WORK TO COMPLETE:
Look through the listing below and work out how many of its lines hold the word "Windspitzen". Give only the number.

Stored records:
-- Start --

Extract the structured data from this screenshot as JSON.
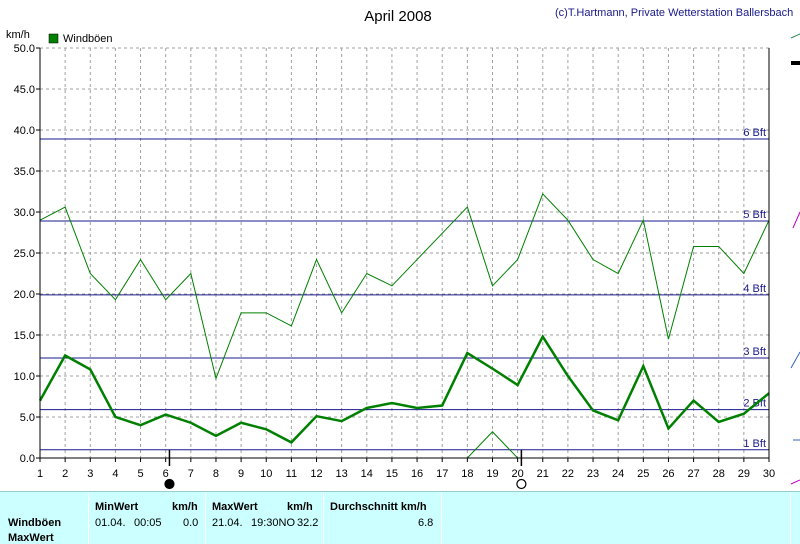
{
  "chart_data": {
    "type": "line",
    "title": "April 2008",
    "credit": "(c)T.Hartmann, Private Wetterstation Ballersbach",
    "ylabel": "km/h",
    "ylim": [
      0,
      50
    ],
    "yticks": [
      "0.0",
      "5.0",
      "10.0",
      "15.0",
      "20.0",
      "25.0",
      "30.0",
      "35.0",
      "40.0",
      "45.0",
      "50.0"
    ],
    "x": [
      1,
      2,
      3,
      4,
      5,
      6,
      7,
      8,
      9,
      10,
      11,
      12,
      13,
      14,
      15,
      16,
      17,
      18,
      19,
      20,
      21,
      22,
      23,
      24,
      25,
      26,
      27,
      28,
      29,
      30
    ],
    "legend": [
      {
        "name": "Windböen",
        "color": "#008000"
      }
    ],
    "series": [
      {
        "key": "max",
        "color": "#008000",
        "width": 1,
        "values": [
          29.0,
          30.6,
          22.5,
          19.3,
          24.2,
          19.3,
          22.5,
          9.7,
          17.7,
          17.7,
          16.1,
          24.2,
          17.7,
          22.5,
          21.0,
          24.2,
          27.4,
          30.6,
          21.0,
          24.2,
          32.2,
          29.0,
          24.2,
          22.5,
          29.0,
          14.5,
          25.8,
          25.8,
          22.5,
          29.0
        ]
      },
      {
        "key": "avg",
        "color": "#008000",
        "width": 2.5,
        "values": [
          7.0,
          12.5,
          10.8,
          5.0,
          4.0,
          5.3,
          4.3,
          2.7,
          4.3,
          3.5,
          1.9,
          5.1,
          4.5,
          6.1,
          6.7,
          6.1,
          6.4,
          12.8,
          10.9,
          8.9,
          14.8,
          10.0,
          5.8,
          4.6,
          11.2,
          3.6,
          7.0,
          4.4,
          5.4,
          7.9
        ]
      },
      {
        "key": "min",
        "color": "#008000",
        "width": 1,
        "values": [
          0,
          0,
          0,
          0,
          0,
          0,
          0,
          0,
          0,
          0,
          0,
          0,
          0,
          0,
          0,
          0,
          0,
          0,
          3.2,
          0,
          0,
          0,
          0,
          0,
          0,
          0,
          0,
          0,
          0,
          0
        ]
      }
    ],
    "beaufort_lines": [
      {
        "value": 1,
        "label": "1 Bft"
      },
      {
        "value": 5.9,
        "label": "2 Bft"
      },
      {
        "value": 12.2,
        "label": "3 Bft"
      },
      {
        "value": 19.9,
        "label": "4 Bft"
      },
      {
        "value": 28.9,
        "label": "5 Bft"
      },
      {
        "value": 38.9,
        "label": "6 Bft"
      }
    ],
    "moon_phases": [
      {
        "day": 6,
        "phase": "new"
      },
      {
        "day": 20,
        "phase": "full"
      }
    ],
    "grid": true
  },
  "stats": {
    "row_label_1": "Windböen",
    "row_label_2": "MaxWert",
    "min_header": "MinWert",
    "min_unit": "km/h",
    "min_date": "01.04.",
    "min_time": "00:05",
    "min_value": "0.0",
    "max_header": "MaxWert",
    "max_unit": "km/h",
    "max_date": "21.04.",
    "max_time": "19:30NO",
    "max_value": "32.2",
    "avg_header": "Durchschnitt km/h",
    "avg_value": "6.8"
  }
}
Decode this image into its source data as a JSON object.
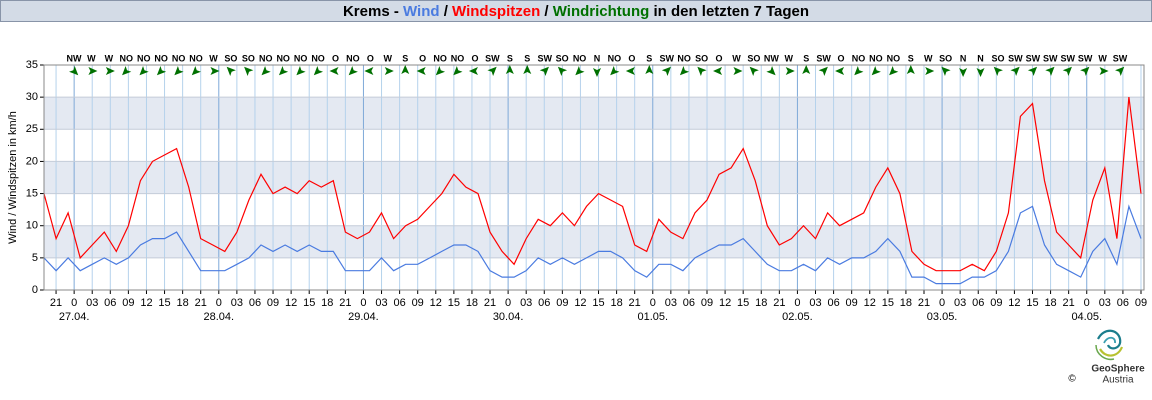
{
  "chart_data": {
    "type": "line",
    "title": [
      {
        "text": "Krems - ",
        "color": "#000000"
      },
      {
        "text": "Wind",
        "color": "#4a7be0"
      },
      {
        "text": " / ",
        "color": "#000000"
      },
      {
        "text": "Windspitzen",
        "color": "#ff0000"
      },
      {
        "text": " / ",
        "color": "#000000"
      },
      {
        "text": "Windrichtung",
        "color": "#007000"
      },
      {
        "text": " in den letzten 7 Tagen",
        "color": "#000000"
      }
    ],
    "y_label": "Wind / Windspitzen in km/h",
    "ylim": [
      0,
      35
    ],
    "yticks": [
      0,
      5,
      10,
      15,
      20,
      25,
      30,
      35
    ],
    "bands": [
      [
        5,
        10
      ],
      [
        15,
        20
      ],
      [
        25,
        30
      ]
    ],
    "xlim": [
      -5,
      177.5
    ],
    "xticks": [
      {
        "value": -3,
        "label": "21"
      },
      0,
      {
        "value": 3,
        "label": "03"
      },
      {
        "value": 6,
        "label": "06"
      },
      {
        "value": 9,
        "label": "09"
      },
      12,
      15,
      18,
      21,
      {
        "value": 24,
        "label": "0"
      },
      {
        "value": 27,
        "label": "03"
      },
      {
        "value": 30,
        "label": "06"
      },
      {
        "value": 33,
        "label": "09"
      },
      {
        "value": 36,
        "label": "12"
      },
      {
        "value": 39,
        "label": "15"
      },
      {
        "value": 42,
        "label": "18"
      },
      {
        "value": 45,
        "label": "21"
      },
      {
        "value": 48,
        "label": "0"
      },
      {
        "value": 51,
        "label": "03"
      },
      {
        "value": 54,
        "label": "06"
      },
      {
        "value": 57,
        "label": "09"
      },
      {
        "value": 60,
        "label": "12"
      },
      {
        "value": 63,
        "label": "15"
      },
      {
        "value": 66,
        "label": "18"
      },
      {
        "value": 69,
        "label": "21"
      },
      {
        "value": 72,
        "label": "0"
      },
      {
        "value": 75,
        "label": "03"
      },
      {
        "value": 78,
        "label": "06"
      },
      {
        "value": 81,
        "label": "09"
      },
      {
        "value": 84,
        "label": "12"
      },
      {
        "value": 87,
        "label": "15"
      },
      {
        "value": 90,
        "label": "18"
      },
      {
        "value": 93,
        "label": "21"
      },
      {
        "value": 96,
        "label": "0"
      },
      {
        "value": 99,
        "label": "03"
      },
      {
        "value": 102,
        "label": "06"
      },
      {
        "value": 105,
        "label": "09"
      },
      {
        "value": 108,
        "label": "12"
      },
      {
        "value": 111,
        "label": "15"
      },
      {
        "value": 114,
        "label": "18"
      },
      {
        "value": 117,
        "label": "21"
      },
      {
        "value": 120,
        "label": "0"
      },
      {
        "value": 123,
        "label": "03"
      },
      {
        "value": 126,
        "label": "06"
      },
      {
        "value": 129,
        "label": "09"
      },
      {
        "value": 132,
        "label": "12"
      },
      {
        "value": 135,
        "label": "15"
      },
      {
        "value": 138,
        "label": "18"
      },
      {
        "value": 141,
        "label": "21"
      },
      {
        "value": 144,
        "label": "0"
      },
      {
        "value": 147,
        "label": "03"
      },
      {
        "value": 150,
        "label": "06"
      },
      {
        "value": 153,
        "label": "09"
      },
      {
        "value": 156,
        "label": "12"
      },
      {
        "value": 159,
        "label": "15"
      },
      {
        "value": 162,
        "label": "18"
      },
      {
        "value": 165,
        "label": "21"
      },
      {
        "value": 168,
        "label": "0"
      },
      {
        "value": 171,
        "label": "03"
      },
      {
        "value": 174,
        "label": "06"
      },
      {
        "value": 177,
        "label": "09"
      }
    ],
    "date_labels": [
      {
        "value": 0,
        "label": "27.04."
      },
      {
        "value": 24,
        "label": "28.04."
      },
      {
        "value": 48,
        "label": "29.04."
      },
      {
        "value": 72,
        "label": "30.04."
      },
      {
        "value": 96,
        "label": "01.05."
      },
      {
        "value": 120,
        "label": "02.05."
      },
      {
        "value": 144,
        "label": "03.05."
      },
      {
        "value": 168,
        "label": "04.05."
      }
    ],
    "x": [
      -5,
      -3,
      -1,
      1,
      3,
      5,
      7,
      9,
      11,
      13,
      15,
      17,
      19,
      21,
      23,
      25,
      27,
      29,
      31,
      33,
      35,
      37,
      39,
      41,
      43,
      45,
      47,
      49,
      51,
      53,
      55,
      57,
      59,
      61,
      63,
      65,
      67,
      69,
      71,
      73,
      75,
      77,
      79,
      81,
      83,
      85,
      87,
      89,
      91,
      93,
      95,
      97,
      99,
      101,
      103,
      105,
      107,
      109,
      111,
      113,
      115,
      117,
      119,
      121,
      123,
      125,
      127,
      129,
      131,
      133,
      135,
      137,
      139,
      141,
      143,
      145,
      147,
      149,
      151,
      153,
      155,
      157,
      159,
      161,
      163,
      165,
      167,
      169,
      171,
      173,
      175,
      177
    ],
    "series": [
      {
        "name": "Wind",
        "color": "#4a7be0",
        "values": [
          5,
          3,
          5,
          3,
          4,
          5,
          4,
          5,
          7,
          8,
          8,
          9,
          6,
          3,
          3,
          3,
          4,
          5,
          7,
          6,
          7,
          6,
          7,
          6,
          6,
          3,
          3,
          3,
          5,
          3,
          4,
          4,
          5,
          6,
          7,
          7,
          6,
          3,
          2,
          2,
          3,
          5,
          4,
          5,
          4,
          5,
          6,
          6,
          5,
          3,
          2,
          4,
          4,
          3,
          5,
          6,
          7,
          7,
          8,
          6,
          4,
          3,
          3,
          4,
          3,
          5,
          4,
          5,
          5,
          6,
          8,
          6,
          2,
          2,
          1,
          1,
          1,
          2,
          2,
          3,
          6,
          12,
          13,
          7,
          4,
          3,
          2,
          6,
          8,
          4,
          13,
          8
        ]
      },
      {
        "name": "Windspitzen",
        "color": "#ff0000",
        "values": [
          15,
          8,
          12,
          5,
          7,
          9,
          6,
          10,
          17,
          20,
          21,
          22,
          16,
          8,
          7,
          6,
          9,
          14,
          18,
          15,
          16,
          15,
          17,
          16,
          17,
          9,
          8,
          9,
          12,
          8,
          10,
          11,
          13,
          15,
          18,
          16,
          15,
          9,
          6,
          4,
          8,
          11,
          10,
          12,
          10,
          13,
          15,
          14,
          13,
          7,
          6,
          11,
          9,
          8,
          12,
          14,
          18,
          19,
          22,
          17,
          10,
          7,
          8,
          10,
          8,
          12,
          10,
          11,
          12,
          16,
          19,
          15,
          6,
          4,
          3,
          3,
          3,
          4,
          3,
          6,
          12,
          27,
          29,
          17,
          9,
          7,
          5,
          14,
          19,
          8,
          30,
          15
        ]
      }
    ],
    "wind_direction": {
      "color": "#007000",
      "labels": [
        "NW",
        "W",
        "W",
        "NO",
        "NO",
        "NO",
        "NO",
        "NO",
        "W",
        "SO",
        "SO",
        "NO",
        "NO",
        "NO",
        "NO",
        "O",
        "NO",
        "O",
        "W",
        "S",
        "O",
        "NO",
        "NO",
        "O",
        "SW",
        "S",
        "S",
        "SW",
        "SO",
        "NO",
        "N",
        "NO",
        "O",
        "S",
        "SW",
        "NO",
        "SO",
        "O",
        "W",
        "SO",
        "NW",
        "W",
        "S",
        "SW",
        "O",
        "NO",
        "NO",
        "NO",
        "S",
        "W",
        "SO",
        "N",
        "N",
        "SO",
        "SW",
        "SW",
        "SW",
        "SW",
        "SW",
        "W",
        "SW"
      ]
    },
    "logo": {
      "name": "GeoSphere",
      "sub": "Austria",
      "copyright": "©"
    }
  }
}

-- End --

ANSWER TO THE PROBLEM:
3